→ Problem statement: Check every line below for the word "JSON" and show those that hold it.
## BEGIN Extracted information
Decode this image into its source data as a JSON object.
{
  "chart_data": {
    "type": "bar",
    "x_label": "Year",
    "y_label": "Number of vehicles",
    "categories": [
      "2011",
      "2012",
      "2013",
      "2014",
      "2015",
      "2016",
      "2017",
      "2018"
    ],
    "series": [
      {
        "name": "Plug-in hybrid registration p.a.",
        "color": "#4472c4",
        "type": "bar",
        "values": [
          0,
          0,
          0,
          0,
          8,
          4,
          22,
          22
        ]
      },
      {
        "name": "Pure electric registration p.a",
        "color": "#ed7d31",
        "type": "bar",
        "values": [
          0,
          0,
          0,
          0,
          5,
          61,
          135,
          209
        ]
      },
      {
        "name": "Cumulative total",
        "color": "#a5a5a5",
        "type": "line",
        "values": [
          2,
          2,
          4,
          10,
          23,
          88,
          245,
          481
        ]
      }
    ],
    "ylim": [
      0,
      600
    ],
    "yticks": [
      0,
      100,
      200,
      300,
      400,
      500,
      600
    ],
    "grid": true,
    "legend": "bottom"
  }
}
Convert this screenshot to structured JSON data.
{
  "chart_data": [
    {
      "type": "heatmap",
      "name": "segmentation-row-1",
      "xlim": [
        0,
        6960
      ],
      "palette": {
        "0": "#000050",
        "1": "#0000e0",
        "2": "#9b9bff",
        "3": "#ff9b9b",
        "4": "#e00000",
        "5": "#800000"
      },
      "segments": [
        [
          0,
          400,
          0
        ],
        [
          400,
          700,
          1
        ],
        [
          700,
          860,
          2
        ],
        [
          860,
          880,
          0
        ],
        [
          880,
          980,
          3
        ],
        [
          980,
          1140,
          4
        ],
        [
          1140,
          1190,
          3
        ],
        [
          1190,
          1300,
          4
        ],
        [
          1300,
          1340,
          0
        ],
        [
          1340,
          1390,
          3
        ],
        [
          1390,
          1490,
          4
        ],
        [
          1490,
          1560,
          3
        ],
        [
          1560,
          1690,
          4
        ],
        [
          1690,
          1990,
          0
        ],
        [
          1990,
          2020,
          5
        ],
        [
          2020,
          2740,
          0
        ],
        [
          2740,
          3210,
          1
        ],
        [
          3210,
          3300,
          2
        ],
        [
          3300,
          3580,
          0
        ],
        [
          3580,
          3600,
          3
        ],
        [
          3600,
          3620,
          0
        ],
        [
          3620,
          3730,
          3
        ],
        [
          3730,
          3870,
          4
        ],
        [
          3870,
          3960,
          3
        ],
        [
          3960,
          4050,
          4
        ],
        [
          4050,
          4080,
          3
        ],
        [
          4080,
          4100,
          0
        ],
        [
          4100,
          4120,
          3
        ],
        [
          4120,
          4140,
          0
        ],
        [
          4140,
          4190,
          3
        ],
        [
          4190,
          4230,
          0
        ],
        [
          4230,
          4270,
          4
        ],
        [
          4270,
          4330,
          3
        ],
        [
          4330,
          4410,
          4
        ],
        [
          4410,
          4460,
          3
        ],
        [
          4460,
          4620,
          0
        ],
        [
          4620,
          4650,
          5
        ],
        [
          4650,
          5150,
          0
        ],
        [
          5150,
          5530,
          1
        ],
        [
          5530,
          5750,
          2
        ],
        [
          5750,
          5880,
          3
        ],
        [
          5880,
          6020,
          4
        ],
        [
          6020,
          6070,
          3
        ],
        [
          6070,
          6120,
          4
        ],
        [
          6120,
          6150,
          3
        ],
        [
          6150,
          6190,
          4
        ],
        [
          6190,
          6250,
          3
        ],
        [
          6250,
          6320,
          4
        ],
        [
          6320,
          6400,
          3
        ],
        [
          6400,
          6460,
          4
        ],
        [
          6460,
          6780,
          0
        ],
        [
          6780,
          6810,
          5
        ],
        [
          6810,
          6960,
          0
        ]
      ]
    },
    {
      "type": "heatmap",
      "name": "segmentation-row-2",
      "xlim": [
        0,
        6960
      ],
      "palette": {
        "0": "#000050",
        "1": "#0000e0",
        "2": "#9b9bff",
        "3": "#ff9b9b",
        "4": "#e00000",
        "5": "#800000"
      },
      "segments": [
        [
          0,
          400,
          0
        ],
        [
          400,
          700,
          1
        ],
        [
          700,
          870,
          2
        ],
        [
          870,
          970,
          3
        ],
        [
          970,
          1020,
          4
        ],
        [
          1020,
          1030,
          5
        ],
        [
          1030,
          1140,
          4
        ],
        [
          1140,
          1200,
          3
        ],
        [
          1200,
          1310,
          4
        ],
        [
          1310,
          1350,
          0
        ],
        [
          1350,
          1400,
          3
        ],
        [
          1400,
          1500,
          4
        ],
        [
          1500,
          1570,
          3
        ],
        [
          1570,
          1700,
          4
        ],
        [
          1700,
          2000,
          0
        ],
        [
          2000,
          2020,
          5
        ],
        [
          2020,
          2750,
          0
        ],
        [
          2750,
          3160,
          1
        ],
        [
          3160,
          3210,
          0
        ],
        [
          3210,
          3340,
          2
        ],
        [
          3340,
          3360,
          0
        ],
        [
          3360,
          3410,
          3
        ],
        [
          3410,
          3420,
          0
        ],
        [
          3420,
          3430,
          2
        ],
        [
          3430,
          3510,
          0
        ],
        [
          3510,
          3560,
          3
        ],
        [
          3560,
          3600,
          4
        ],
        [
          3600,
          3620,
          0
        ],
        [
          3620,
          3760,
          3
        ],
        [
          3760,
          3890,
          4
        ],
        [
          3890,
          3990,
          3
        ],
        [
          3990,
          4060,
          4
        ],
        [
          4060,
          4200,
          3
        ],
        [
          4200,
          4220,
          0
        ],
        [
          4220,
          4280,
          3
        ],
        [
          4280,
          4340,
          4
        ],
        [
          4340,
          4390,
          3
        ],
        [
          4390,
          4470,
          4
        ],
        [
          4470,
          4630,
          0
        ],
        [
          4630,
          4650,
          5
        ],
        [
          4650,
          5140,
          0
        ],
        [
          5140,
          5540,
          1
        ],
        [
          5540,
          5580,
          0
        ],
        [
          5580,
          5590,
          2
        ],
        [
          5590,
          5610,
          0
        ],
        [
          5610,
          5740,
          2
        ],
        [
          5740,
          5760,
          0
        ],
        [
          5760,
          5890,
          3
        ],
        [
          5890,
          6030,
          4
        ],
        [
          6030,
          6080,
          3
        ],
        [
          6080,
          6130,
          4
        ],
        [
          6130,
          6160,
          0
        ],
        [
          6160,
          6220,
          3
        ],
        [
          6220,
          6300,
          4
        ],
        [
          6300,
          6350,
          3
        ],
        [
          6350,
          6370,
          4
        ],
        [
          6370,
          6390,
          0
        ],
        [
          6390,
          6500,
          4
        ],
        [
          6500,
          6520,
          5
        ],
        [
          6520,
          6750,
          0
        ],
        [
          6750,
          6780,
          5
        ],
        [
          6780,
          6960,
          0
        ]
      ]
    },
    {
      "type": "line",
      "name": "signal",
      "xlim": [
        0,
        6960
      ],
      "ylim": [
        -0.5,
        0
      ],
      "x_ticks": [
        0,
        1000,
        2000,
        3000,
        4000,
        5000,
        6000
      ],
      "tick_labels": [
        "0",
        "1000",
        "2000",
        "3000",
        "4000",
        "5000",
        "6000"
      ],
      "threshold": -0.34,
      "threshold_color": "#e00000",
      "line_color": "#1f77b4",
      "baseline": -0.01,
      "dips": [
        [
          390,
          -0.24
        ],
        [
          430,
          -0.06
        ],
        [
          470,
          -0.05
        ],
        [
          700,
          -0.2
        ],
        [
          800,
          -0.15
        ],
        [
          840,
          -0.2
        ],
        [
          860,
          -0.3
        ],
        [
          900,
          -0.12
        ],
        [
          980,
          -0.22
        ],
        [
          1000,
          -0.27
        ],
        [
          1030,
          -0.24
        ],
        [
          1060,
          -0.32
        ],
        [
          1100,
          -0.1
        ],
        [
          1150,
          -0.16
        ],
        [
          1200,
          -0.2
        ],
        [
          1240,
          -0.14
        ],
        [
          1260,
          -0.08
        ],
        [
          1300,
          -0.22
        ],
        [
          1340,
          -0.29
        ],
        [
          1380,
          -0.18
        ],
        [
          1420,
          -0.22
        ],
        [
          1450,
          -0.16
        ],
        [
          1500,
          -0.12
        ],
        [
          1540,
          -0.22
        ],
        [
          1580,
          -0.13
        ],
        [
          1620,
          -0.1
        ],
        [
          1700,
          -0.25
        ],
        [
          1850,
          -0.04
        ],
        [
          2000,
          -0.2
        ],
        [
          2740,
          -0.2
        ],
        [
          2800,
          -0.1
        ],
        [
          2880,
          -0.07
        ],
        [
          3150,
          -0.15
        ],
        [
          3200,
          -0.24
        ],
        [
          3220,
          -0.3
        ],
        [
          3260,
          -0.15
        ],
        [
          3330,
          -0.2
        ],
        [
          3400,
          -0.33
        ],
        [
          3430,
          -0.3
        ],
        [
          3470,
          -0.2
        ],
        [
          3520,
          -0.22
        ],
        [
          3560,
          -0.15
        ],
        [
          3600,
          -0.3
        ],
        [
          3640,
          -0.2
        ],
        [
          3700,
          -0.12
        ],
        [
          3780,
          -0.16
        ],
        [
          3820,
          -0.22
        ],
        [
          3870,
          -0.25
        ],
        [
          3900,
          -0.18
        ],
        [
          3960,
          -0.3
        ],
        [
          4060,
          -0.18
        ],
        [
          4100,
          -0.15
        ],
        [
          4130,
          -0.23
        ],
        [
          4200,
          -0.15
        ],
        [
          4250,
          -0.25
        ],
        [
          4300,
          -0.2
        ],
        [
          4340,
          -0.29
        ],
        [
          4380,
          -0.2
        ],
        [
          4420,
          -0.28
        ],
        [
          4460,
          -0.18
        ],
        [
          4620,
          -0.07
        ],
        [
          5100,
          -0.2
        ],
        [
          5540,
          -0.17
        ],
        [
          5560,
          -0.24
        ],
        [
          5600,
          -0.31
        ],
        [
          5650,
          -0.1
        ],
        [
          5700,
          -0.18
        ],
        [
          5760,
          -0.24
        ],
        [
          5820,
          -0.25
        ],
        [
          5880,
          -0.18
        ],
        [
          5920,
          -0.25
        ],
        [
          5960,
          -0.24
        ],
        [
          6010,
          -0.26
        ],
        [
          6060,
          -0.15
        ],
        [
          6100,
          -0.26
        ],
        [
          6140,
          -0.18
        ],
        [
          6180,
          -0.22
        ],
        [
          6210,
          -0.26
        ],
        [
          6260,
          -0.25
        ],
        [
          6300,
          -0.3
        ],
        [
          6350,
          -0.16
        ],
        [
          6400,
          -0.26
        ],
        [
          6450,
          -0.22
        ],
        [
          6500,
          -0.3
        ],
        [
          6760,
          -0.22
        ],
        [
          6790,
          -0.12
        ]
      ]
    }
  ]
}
## END Extracted information
→ Worked solution:
Decode this image into its source data as a JSON object.
Convert this screenshot to structured JSON data.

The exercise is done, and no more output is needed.